━━━━━ Records ━━━━━

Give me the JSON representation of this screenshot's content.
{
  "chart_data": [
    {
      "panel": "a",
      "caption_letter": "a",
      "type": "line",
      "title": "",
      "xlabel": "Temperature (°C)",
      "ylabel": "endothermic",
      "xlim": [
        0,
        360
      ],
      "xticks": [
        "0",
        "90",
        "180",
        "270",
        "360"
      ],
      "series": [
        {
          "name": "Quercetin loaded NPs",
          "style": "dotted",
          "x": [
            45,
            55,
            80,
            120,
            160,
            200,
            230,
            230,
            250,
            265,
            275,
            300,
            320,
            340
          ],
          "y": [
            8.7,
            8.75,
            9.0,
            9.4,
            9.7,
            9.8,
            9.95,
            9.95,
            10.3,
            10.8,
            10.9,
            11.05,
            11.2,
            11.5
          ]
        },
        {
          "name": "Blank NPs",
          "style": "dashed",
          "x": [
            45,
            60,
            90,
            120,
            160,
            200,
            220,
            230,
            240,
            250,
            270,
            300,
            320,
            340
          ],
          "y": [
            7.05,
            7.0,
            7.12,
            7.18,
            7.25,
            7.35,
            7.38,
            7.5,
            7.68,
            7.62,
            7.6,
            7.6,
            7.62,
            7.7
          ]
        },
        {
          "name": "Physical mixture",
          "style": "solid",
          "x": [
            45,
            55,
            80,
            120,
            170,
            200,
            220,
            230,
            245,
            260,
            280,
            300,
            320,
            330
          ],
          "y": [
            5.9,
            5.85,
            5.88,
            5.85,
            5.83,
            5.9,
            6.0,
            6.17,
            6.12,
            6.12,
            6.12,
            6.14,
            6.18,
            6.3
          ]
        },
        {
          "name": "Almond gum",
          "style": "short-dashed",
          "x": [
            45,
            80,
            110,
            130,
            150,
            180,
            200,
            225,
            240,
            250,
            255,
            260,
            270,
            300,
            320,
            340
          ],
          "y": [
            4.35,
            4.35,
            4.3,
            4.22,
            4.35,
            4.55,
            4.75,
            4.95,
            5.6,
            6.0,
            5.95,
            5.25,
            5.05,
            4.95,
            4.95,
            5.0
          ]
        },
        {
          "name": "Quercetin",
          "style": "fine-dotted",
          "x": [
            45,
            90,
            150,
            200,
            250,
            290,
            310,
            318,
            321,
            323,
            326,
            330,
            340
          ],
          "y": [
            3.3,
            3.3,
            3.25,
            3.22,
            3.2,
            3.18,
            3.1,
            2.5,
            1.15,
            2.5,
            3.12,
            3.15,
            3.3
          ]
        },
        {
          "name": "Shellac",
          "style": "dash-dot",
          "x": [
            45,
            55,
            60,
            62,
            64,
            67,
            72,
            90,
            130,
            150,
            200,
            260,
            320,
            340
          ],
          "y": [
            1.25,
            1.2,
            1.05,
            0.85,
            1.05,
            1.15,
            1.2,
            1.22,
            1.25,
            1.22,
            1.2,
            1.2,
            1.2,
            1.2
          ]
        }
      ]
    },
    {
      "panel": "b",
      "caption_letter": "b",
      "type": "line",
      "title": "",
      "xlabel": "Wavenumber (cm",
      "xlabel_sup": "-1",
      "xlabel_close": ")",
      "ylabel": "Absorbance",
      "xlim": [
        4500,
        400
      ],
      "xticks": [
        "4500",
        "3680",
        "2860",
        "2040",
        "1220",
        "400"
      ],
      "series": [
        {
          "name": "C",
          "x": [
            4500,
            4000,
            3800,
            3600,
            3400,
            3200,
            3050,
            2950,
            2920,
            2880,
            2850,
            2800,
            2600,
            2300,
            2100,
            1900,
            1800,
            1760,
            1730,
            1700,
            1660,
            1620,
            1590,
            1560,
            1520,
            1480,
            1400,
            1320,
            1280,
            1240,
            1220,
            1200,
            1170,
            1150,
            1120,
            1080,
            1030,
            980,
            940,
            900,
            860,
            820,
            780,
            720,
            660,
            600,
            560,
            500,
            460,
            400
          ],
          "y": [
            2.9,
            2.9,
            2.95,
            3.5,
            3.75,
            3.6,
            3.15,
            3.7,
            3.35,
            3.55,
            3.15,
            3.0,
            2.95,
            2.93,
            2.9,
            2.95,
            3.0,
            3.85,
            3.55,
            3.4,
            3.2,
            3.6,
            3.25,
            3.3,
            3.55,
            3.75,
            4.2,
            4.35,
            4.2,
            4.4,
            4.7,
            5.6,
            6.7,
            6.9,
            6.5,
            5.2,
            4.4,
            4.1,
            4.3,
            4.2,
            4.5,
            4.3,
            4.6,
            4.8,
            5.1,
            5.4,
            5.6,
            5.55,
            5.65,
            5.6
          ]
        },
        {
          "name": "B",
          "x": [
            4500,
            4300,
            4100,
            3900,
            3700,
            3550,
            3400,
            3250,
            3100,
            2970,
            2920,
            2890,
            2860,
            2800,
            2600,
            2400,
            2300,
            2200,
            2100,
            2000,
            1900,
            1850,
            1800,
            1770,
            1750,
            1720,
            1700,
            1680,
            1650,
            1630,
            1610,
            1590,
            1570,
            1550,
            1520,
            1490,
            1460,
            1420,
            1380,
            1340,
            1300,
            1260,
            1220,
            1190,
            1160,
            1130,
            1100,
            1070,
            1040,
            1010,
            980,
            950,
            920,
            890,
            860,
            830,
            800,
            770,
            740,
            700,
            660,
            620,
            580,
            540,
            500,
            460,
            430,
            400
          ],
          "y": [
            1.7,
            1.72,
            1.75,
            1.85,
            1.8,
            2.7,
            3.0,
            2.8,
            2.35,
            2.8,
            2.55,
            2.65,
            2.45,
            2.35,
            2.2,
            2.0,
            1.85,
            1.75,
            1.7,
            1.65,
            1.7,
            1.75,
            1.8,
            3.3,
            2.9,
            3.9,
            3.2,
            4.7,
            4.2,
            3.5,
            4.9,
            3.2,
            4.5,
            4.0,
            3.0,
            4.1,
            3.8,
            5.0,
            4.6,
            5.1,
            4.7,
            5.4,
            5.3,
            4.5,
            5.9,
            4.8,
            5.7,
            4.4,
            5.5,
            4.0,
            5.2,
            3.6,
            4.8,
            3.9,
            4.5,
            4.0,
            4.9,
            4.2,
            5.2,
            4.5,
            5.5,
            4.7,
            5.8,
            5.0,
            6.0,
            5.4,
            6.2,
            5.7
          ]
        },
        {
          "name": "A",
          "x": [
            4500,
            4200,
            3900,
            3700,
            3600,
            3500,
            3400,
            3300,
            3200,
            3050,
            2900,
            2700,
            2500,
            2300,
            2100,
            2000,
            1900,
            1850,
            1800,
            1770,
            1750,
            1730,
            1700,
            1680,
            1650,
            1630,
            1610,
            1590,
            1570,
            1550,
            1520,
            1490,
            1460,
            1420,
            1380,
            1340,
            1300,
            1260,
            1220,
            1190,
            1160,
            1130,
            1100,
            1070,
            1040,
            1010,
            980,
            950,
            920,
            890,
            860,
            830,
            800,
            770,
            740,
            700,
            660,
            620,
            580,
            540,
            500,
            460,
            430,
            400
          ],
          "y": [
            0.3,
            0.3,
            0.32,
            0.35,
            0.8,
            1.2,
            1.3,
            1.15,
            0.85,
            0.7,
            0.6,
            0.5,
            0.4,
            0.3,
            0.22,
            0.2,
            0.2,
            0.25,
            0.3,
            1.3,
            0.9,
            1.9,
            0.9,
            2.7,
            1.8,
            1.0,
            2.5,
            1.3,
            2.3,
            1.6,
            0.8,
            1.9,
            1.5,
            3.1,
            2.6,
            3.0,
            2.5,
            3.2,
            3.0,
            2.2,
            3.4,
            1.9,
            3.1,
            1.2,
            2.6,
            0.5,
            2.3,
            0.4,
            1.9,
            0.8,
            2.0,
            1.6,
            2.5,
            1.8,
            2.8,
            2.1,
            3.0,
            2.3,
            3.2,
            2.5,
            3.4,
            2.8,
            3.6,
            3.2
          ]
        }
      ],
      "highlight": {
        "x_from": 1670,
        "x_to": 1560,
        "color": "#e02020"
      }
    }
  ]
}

━━━━━

Your instructions: Check each line in the listing above for the string "ylabel", then report how many lines contain it, with no other text.

Complete response: 2